[Records for processing]
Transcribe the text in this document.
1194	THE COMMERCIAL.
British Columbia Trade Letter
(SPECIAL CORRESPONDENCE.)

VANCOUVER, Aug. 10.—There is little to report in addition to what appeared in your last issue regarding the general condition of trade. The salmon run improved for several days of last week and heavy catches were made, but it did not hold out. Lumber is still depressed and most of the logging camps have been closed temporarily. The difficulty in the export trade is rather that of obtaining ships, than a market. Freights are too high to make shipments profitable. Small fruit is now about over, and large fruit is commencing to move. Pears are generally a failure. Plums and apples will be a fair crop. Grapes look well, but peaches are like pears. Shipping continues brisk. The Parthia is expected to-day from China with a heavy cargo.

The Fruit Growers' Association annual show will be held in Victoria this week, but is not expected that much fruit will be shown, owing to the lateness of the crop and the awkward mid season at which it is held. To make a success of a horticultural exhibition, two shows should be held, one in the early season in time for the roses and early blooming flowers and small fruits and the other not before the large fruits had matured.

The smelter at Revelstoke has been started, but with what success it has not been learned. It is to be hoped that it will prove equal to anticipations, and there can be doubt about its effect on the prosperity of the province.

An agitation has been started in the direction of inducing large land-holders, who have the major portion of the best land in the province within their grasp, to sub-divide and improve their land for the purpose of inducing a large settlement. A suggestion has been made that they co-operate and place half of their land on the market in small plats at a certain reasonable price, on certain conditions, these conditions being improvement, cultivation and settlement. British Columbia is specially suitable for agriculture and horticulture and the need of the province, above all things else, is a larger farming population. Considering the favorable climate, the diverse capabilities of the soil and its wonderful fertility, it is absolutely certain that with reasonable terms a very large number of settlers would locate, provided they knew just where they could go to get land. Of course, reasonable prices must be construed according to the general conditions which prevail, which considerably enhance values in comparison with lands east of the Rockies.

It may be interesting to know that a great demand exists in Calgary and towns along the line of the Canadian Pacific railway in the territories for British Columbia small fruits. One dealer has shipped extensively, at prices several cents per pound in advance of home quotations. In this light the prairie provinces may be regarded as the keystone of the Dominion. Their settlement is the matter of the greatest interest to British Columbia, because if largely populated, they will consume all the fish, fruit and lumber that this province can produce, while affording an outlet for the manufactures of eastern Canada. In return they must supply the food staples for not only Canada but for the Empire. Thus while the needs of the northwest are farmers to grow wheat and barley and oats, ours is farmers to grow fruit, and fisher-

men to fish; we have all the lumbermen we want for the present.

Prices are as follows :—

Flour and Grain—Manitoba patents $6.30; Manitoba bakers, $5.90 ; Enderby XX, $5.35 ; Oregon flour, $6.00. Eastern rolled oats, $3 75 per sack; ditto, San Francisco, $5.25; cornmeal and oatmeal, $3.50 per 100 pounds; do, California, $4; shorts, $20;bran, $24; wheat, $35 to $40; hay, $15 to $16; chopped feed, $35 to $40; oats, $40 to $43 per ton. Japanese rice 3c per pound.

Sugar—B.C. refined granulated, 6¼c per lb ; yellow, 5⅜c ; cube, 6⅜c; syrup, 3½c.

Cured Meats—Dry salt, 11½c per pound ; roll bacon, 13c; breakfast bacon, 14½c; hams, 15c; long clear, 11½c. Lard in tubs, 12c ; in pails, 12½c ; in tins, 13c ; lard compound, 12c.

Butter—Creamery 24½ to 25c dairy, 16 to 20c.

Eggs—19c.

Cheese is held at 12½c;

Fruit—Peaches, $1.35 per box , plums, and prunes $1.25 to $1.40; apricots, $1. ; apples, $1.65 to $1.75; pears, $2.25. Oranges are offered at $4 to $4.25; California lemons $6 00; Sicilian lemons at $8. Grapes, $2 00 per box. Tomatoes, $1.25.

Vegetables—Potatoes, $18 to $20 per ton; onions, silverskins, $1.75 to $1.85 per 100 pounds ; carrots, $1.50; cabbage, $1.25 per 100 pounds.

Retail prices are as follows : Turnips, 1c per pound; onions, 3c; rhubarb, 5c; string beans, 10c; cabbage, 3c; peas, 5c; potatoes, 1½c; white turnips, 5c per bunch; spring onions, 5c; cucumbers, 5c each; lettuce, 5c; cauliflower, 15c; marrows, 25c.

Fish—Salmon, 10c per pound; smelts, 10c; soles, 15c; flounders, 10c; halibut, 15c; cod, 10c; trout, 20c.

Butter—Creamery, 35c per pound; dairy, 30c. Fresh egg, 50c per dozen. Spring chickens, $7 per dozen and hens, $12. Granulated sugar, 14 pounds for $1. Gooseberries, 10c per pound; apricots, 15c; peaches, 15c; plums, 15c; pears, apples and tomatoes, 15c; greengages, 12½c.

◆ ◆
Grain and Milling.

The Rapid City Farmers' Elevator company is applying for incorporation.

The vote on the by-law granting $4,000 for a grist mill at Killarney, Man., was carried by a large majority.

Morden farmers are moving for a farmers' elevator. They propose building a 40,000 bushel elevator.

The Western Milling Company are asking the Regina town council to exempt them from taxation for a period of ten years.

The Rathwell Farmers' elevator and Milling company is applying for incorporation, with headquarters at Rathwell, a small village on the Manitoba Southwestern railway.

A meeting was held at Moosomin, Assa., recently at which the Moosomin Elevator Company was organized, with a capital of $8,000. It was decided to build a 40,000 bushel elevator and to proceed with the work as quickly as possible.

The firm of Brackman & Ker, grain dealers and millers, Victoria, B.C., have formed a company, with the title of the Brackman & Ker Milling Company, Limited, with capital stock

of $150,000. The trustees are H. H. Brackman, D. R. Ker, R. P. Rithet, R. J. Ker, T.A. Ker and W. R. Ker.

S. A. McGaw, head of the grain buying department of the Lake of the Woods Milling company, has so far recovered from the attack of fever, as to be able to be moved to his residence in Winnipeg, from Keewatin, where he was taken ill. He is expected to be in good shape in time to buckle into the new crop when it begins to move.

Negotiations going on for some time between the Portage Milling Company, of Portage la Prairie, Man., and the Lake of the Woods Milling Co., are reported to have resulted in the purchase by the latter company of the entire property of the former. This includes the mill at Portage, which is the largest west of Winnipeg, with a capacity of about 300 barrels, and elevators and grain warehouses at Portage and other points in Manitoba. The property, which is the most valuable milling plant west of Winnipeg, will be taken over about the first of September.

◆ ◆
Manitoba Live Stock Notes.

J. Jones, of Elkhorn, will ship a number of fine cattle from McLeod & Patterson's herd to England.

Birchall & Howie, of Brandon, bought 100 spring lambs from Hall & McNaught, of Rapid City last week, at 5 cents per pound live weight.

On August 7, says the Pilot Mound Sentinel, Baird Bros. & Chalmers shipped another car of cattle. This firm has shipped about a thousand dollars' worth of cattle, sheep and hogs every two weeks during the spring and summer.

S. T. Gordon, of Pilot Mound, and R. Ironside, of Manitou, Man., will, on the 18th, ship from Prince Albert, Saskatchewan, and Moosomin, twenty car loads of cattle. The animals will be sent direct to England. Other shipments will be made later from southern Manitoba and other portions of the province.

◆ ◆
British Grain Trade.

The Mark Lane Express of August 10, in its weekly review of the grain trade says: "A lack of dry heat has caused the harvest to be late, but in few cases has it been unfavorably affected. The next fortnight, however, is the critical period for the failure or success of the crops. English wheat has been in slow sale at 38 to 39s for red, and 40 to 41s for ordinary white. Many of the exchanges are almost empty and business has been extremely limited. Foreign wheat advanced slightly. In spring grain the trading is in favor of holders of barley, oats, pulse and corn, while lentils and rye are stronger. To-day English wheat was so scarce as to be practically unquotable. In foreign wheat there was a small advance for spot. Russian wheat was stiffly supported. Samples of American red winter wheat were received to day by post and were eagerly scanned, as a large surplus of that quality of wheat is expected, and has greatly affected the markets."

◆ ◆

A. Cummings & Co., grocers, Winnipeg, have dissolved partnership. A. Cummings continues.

[Problem statement]
Tally how many lines of the material contain the word "follows". The answer must be the number and nothing else.

[Solved problem]
2